Return each line of the listing below, unchanged, and omit the images.

Dataset entries:
------------------------------

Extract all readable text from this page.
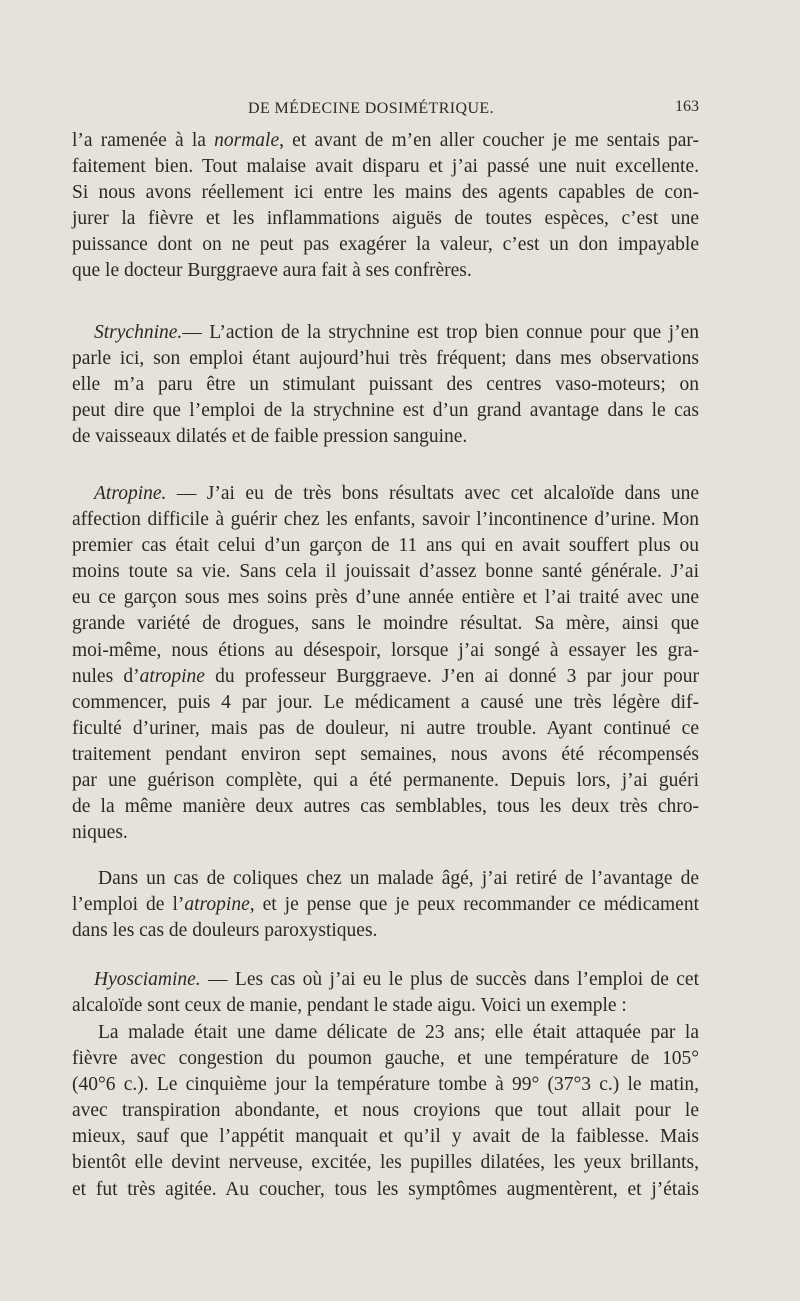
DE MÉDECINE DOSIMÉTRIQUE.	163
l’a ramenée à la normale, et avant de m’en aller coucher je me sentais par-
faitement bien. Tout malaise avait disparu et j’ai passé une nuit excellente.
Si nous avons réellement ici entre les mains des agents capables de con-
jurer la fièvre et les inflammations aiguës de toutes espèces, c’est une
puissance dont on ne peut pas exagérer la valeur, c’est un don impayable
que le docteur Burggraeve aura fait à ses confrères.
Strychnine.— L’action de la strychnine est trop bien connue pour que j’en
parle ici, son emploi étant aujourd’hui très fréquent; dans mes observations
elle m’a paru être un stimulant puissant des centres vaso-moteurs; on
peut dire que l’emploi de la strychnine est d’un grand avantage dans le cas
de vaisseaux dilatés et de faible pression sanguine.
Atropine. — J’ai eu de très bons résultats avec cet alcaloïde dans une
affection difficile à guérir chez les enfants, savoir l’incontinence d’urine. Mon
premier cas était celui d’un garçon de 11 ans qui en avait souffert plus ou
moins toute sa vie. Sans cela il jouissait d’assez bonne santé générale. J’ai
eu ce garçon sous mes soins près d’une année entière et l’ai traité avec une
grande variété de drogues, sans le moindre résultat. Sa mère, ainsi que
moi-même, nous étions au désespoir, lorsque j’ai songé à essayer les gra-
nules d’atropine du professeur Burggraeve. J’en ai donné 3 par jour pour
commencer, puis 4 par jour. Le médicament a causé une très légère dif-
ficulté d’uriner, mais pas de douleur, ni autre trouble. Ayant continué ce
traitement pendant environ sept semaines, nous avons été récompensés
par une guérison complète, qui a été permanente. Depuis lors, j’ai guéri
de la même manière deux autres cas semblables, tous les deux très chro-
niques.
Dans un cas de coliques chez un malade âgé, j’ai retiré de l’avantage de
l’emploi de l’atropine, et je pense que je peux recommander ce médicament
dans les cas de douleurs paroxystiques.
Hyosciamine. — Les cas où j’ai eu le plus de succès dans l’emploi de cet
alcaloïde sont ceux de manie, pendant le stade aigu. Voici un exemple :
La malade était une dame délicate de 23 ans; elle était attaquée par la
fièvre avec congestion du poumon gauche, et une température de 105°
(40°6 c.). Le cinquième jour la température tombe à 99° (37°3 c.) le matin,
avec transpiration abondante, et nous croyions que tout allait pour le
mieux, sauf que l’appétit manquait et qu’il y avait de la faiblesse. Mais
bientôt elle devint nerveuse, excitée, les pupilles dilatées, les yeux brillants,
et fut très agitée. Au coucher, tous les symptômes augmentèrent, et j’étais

------------------------------

Correct output -
Extract all readable text from this page.
DE MÉDECINE DOSIMÉTRIQUE.	163
l’a ramenée à la normale, et avant de m’en aller coucher je me sentais par-
faitement bien. Tout malaise avait disparu et j’ai passé une nuit excellente.
Si nous avons réellement ici entre les mains des agents capables de con-
jurer la fièvre et les inflammations aiguës de toutes espèces, c’est une
puissance dont on ne peut pas exagérer la valeur, c’est un don impayable
que le docteur Burggraeve aura fait à ses confrères.
Strychnine.— L’action de la strychnine est trop bien connue pour que j’en
parle ici, son emploi étant aujourd’hui très fréquent; dans mes observations
elle m’a paru être un stimulant puissant des centres vaso-moteurs; on
peut dire que l’emploi de la strychnine est d’un grand avantage dans le cas
de vaisseaux dilatés et de faible pression sanguine.
Atropine. — J’ai eu de très bons résultats avec cet alcaloïde dans une
affection difficile à guérir chez les enfants, savoir l’incontinence d’urine. Mon
premier cas était celui d’un garçon de 11 ans qui en avait souffert plus ou
moins toute sa vie. Sans cela il jouissait d’assez bonne santé générale. J’ai
eu ce garçon sous mes soins près d’une année entière et l’ai traité avec une
grande variété de drogues, sans le moindre résultat. Sa mère, ainsi que
moi-même, nous étions au désespoir, lorsque j’ai songé à essayer les gra-
nules d’atropine du professeur Burggraeve. J’en ai donné 3 par jour pour
commencer, puis 4 par jour. Le médicament a causé une très légère dif-
ficulté d’uriner, mais pas de douleur, ni autre trouble. Ayant continué ce
traitement pendant environ sept semaines, nous avons été récompensés
par une guérison complète, qui a été permanente. Depuis lors, j’ai guéri
de la même manière deux autres cas semblables, tous les deux très chro-
niques.
Dans un cas de coliques chez un malade âgé, j’ai retiré de l’avantage de
l’emploi de l’atropine, et je pense que je peux recommander ce médicament
dans les cas de douleurs paroxystiques.
Hyosciamine. — Les cas où j’ai eu le plus de succès dans l’emploi de cet
alcaloïde sont ceux de manie, pendant le stade aigu. Voici un exemple :
La malade était une dame délicate de 23 ans; elle était attaquée par la
fièvre avec congestion du poumon gauche, et une température de 105°
(40°6 c.). Le cinquième jour la température tombe à 99° (37°3 c.) le matin,
avec transpiration abondante, et nous croyions que tout allait pour le
mieux, sauf que l’appétit manquait et qu’il y avait de la faiblesse. Mais
bientôt elle devint nerveuse, excitée, les pupilles dilatées, les yeux brillants,
et fut très agitée. Au coucher, tous les symptômes augmentèrent, et j’étais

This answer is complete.